Provided records Block Start

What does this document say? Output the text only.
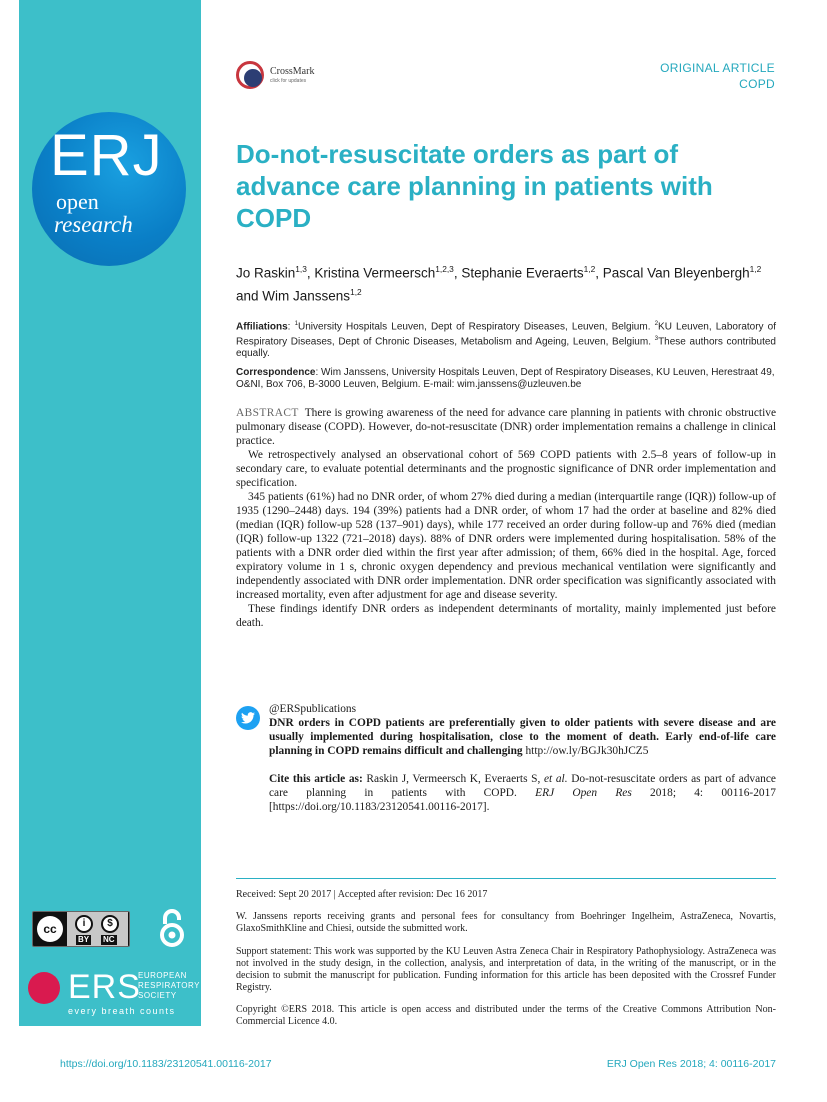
ERJ
open
research
cc	i	$
BY NC
ERS
EUROPEAN
RESPIRATORY
SOCIETY
every breath counts
CrossMark
click for updates
ORIGINAL ARTICLE
COPD
Do-not-resuscitate orders as part of advance care planning in patients with COPD
Jo Raskin$^{1,3}$, Kristina Vermeersch$^{1,2,3}$, Stephanie Everaerts$^{1,2}$, Pascal Van Bleyenbergh$^{1,2}$ and Wim Janssens$^{1,2}$
Affiliations: $^1$University Hospitals Leuven, Dept of Respiratory Diseases, Leuven, Belgium. $^2$KU Leuven, Laboratory of Respiratory Diseases, Dept of Chronic Diseases, Metabolism and Ageing, Leuven, Belgium. $^3$These authors contributed equally.
Correspondence: Wim Janssens, University Hospitals Leuven, Dept of Respiratory Diseases, KU Leuven, Herestraat 49, O&NI, Box 706, B-3000 Leuven, Belgium. E-mail: wim.janssens@uzleuven.be

ABSTRACT There is growing awareness of the need for advance care planning in patients with chronic obstructive pulmonary disease (COPD). However, do-not-resuscitate (DNR) order implementation remains a challenge in clinical practice.

We retrospectively analysed an observational cohort of 569 COPD patients with 2.5–8 years of follow-up in secondary care, to evaluate potential determinants and the prognostic significance of DNR order implementation and specification.

345 patients (61%) had no DNR order, of whom 27% died during a median (interquartile range (IQR)) follow-up of 1935 (1290–2448) days. 194 (39%) patients had a DNR order, of whom 17 had the order at baseline and 82% died (median (IQR) follow-up 528 (137–901) days), while 177 received an order during follow-up and 76% died (median (IQR) follow-up 1322 (721–2018) days). 88% of DNR orders were implemented during hospitalisation. 58% of the patients with a DNR order died within the first year after admission; of them, 66% died in the hospital. Age, forced expiratory volume in 1 s, chronic oxygen dependency and previous mechanical ventilation were significantly and independently associated with DNR order implementation. DNR order specification was significantly associated with increased mortality, even after adjustment for age and disease severity.

These findings identify DNR orders as independent determinants of mortality, mainly implemented just before death.

@ERSpublications
DNR orders in COPD patients are preferentially given to older patients with severe disease and are usually implemented during hospitalisation, close to the moment of death. Early end-of-life care planning in COPD remains difficult and challenging http://ow.ly/BGJk30hJCZ5
Cite this article as: Raskin J, Vermeersch K, Everaerts S, et al. Do-not-resuscitate orders as part of advance care planning in patients with COPD. ERJ Open Res 2018; 4: 00116-2017 [https://doi.org/10.1183/23120541.00116-2017].
Received: Sept 20 2017 | Accepted after revision: Dec 16 2017
W. Janssens reports receiving grants and personal fees for consultancy from Boehringer Ingelheim, AstraZeneca, Novartis, GlaxoSmithKline and Chiesi, outside the submitted work.
Support statement: This work was supported by the KU Leuven Astra Zeneca Chair in Respiratory Pathophysiology. AstraZeneca was not involved in the study design, in the collection, analysis, and interpretation of data, in the writing of the manuscript, or in the decision to submit the manuscript for publication. Funding information for this article has been deposited with the Crossref Funder Registry.
Copyright ©ERS 2018. This article is open access and distributed under the terms of the Creative Commons Attribution Non-Commercial Licence 4.0.
https://doi.org/10.1183/23120541.00116-2017	ERJ Open Res 2018; 4: 00116-2017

Provided records Block End

What is expected – Could you work out how many lines above contain the string "hospitalisation"? Only the number should be given.

Result for this task – 2